- _Short problem_:
Output all records precisely as written.

====== Entries shown

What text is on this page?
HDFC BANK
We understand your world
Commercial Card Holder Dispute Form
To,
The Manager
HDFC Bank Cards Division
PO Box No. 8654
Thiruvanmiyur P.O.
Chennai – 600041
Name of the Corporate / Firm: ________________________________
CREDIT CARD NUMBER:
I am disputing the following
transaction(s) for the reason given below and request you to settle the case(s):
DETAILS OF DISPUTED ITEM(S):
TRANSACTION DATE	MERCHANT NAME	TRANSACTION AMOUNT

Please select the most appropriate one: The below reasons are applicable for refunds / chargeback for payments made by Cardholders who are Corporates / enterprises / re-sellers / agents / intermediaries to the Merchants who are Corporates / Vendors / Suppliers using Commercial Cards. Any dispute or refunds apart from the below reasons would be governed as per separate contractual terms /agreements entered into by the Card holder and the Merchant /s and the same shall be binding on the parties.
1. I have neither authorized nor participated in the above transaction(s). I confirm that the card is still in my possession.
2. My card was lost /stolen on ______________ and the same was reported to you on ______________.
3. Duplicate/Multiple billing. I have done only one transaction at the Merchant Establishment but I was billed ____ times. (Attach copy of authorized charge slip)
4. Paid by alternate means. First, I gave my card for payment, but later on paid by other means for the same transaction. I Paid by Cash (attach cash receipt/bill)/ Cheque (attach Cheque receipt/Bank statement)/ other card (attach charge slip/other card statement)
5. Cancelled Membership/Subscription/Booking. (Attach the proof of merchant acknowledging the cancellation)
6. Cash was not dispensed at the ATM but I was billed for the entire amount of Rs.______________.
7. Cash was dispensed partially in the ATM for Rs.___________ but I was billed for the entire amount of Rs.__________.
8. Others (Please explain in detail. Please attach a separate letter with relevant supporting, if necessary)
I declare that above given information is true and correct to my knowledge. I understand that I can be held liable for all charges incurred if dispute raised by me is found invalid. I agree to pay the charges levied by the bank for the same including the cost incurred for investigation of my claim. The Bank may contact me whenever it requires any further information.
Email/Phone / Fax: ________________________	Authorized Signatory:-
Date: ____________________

============

- _Answer to this exercise_:
What text is on this page?
HDFC BANK
We understand your world
Commercial Card Holder Dispute Form
To,
The Manager
HDFC Bank Cards Division
PO Box No. 8654
Thiruvanmiyur P.O.
Chennai – 600041
Name of the Corporate / Firm: ________________________________
CREDIT CARD NUMBER:
I am disputing the following
transaction(s) for the reason given below and request you to settle the case(s):
DETAILS OF DISPUTED ITEM(S):
TRANSACTION DATE	MERCHANT NAME	TRANSACTION AMOUNT

Please select the most appropriate one: The below reasons are applicable for refunds / chargeback for payments made by Cardholders who are Corporates / enterprises / re-sellers / agents / intermediaries to the Merchants who are Corporates / Vendors / Suppliers using Commercial Cards. Any dispute or refunds apart from the below reasons would be governed as per separate contractual terms /agreements entered into by the Card holder and the Merchant /s and the same shall be binding on the parties.
1. I have neither authorized nor participated in the above transaction(s). I confirm that the card is still in my possession.
2. My card was lost /stolen on ______________ and the same was reported to you on ______________.
3. Duplicate/Multiple billing. I have done only one transaction at the Merchant Establishment but I was billed ____ times. (Attach copy of authorized charge slip)
4. Paid by alternate means. First, I gave my card for payment, but later on paid by other means for the same transaction. I Paid by Cash (attach cash receipt/bill)/ Cheque (attach Cheque receipt/Bank statement)/ other card (attach charge slip/other card statement)
5. Cancelled Membership/Subscription/Booking. (Attach the proof of merchant acknowledging the cancellation)
6. Cash was not dispensed at the ATM but I was billed for the entire amount of Rs.______________.
7. Cash was dispensed partially in the ATM for Rs.___________ but I was billed for the entire amount of Rs.__________.
8. Others (Please explain in detail. Please attach a separate letter with relevant supporting, if necessary)
I declare that above given information is true and correct to my knowledge. I understand that I can be held liable for all charges incurred if dispute raised by me is found invalid. I agree to pay the charges levied by the bank for the same including the cost incurred for investigation of my claim. The Bank may contact me whenever it requires any further information.
Email/Phone / Fax: ________________________	Authorized Signatory:-
Date: ____________________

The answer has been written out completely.